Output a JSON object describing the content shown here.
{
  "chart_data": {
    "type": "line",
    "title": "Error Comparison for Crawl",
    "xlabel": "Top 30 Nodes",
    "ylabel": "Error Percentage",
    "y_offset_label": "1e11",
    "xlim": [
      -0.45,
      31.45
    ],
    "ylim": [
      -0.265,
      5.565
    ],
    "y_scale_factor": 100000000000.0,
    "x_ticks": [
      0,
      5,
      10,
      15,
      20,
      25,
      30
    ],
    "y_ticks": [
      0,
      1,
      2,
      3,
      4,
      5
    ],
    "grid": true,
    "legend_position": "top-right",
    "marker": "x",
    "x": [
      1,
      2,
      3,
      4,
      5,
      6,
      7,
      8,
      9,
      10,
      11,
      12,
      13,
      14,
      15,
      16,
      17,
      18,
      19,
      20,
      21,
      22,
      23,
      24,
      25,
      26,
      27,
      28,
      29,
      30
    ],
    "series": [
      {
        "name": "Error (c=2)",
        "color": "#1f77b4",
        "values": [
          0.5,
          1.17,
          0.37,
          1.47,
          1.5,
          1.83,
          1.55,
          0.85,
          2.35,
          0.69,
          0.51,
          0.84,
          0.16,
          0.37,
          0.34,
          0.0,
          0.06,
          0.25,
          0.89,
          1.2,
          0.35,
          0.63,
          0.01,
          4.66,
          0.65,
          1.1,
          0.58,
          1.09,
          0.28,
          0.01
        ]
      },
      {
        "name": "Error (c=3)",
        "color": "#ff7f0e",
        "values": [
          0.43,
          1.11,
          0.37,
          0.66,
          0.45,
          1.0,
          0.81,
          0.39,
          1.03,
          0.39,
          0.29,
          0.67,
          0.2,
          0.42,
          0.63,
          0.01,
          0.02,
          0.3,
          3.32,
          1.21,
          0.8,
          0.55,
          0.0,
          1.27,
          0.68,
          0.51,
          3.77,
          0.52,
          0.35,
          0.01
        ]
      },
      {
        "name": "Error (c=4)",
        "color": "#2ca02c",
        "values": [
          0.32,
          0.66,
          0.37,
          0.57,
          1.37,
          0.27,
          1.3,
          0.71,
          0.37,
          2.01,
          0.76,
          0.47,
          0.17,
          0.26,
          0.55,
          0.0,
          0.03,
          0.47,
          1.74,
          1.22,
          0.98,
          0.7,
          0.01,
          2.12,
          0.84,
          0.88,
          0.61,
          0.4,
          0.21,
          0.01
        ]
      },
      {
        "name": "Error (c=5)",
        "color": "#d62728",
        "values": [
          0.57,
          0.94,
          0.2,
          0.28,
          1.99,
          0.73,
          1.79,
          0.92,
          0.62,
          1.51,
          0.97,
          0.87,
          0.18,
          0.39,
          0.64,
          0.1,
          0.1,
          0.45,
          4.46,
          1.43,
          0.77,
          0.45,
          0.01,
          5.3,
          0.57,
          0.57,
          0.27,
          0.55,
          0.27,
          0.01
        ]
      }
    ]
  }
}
★ ★ ★
▶ **Written problem**
Give back each line above precisely as it stands.

▶ **Task response**
Output a JSON object describing the content shown here.
{
  "chart_data": {
    "type": "line",
    "title": "Error Comparison for Crawl",
    "xlabel": "Top 30 Nodes",
    "ylabel": "Error Percentage",
    "y_offset_label": "1e11",
    "xlim": [
      -0.45,
      31.45
    ],
    "ylim": [
      -0.265,
      5.565
    ],
    "y_scale_factor": 100000000000.0,
    "x_ticks": [
      0,
      5,
      10,
      15,
      20,
      25,
      30
    ],
    "y_ticks": [
      0,
      1,
      2,
      3,
      4,
      5
    ],
    "grid": true,
    "legend_position": "top-right",
    "marker": "x",
    "x": [
      1,
      2,
      3,
      4,
      5,
      6,
      7,
      8,
      9,
      10,
      11,
      12,
      13,
      14,
      15,
      16,
      17,
      18,
      19,
      20,
      21,
      22,
      23,
      24,
      25,
      26,
      27,
      28,
      29,
      30
    ],
    "series": [
      {
        "name": "Error (c=2)",
        "color": "#1f77b4",
        "values": [
          0.5,
          1.17,
          0.37,
          1.47,
          1.5,
          1.83,
          1.55,
          0.85,
          2.35,
          0.69,
          0.51,
          0.84,
          0.16,
          0.37,
          0.34,
          0.0,
          0.06,
          0.25,
          0.89,
          1.2,
          0.35,
          0.63,
          0.01,
          4.66,
          0.65,
          1.1,
          0.58,
          1.09,
          0.28,
          0.01
        ]
      },
      {
        "name": "Error (c=3)",
        "color": "#ff7f0e",
        "values": [
          0.43,
          1.11,
          0.37,
          0.66,
          0.45,
          1.0,
          0.81,
          0.39,
          1.03,
          0.39,
          0.29,
          0.67,
          0.2,
          0.42,
          0.63,
          0.01,
          0.02,
          0.3,
          3.32,
          1.21,
          0.8,
          0.55,
          0.0,
          1.27,
          0.68,
          0.51,
          3.77,
          0.52,
          0.35,
          0.01
        ]
      },
      {
        "name": "Error (c=4)",
        "color": "#2ca02c",
        "values": [
          0.32,
          0.66,
          0.37,
          0.57,
          1.37,
          0.27,
          1.3,
          0.71,
          0.37,
          2.01,
          0.76,
          0.47,
          0.17,
          0.26,
          0.55,
          0.0,
          0.03,
          0.47,
          1.74,
          1.22,
          0.98,
          0.7,
          0.01,
          2.12,
          0.84,
          0.88,
          0.61,
          0.4,
          0.21,
          0.01
        ]
      },
      {
        "name": "Error (c=5)",
        "color": "#d62728",
        "values": [
          0.57,
          0.94,
          0.2,
          0.28,
          1.99,
          0.73,
          1.79,
          0.92,
          0.62,
          1.51,
          0.97,
          0.87,
          0.18,
          0.39,
          0.64,
          0.1,
          0.1,
          0.45,
          4.46,
          1.43,
          0.77,
          0.45,
          0.01,
          5.3,
          0.57,
          0.57,
          0.27,
          0.55,
          0.27,
          0.01
        ]
      }
    ]
  }
}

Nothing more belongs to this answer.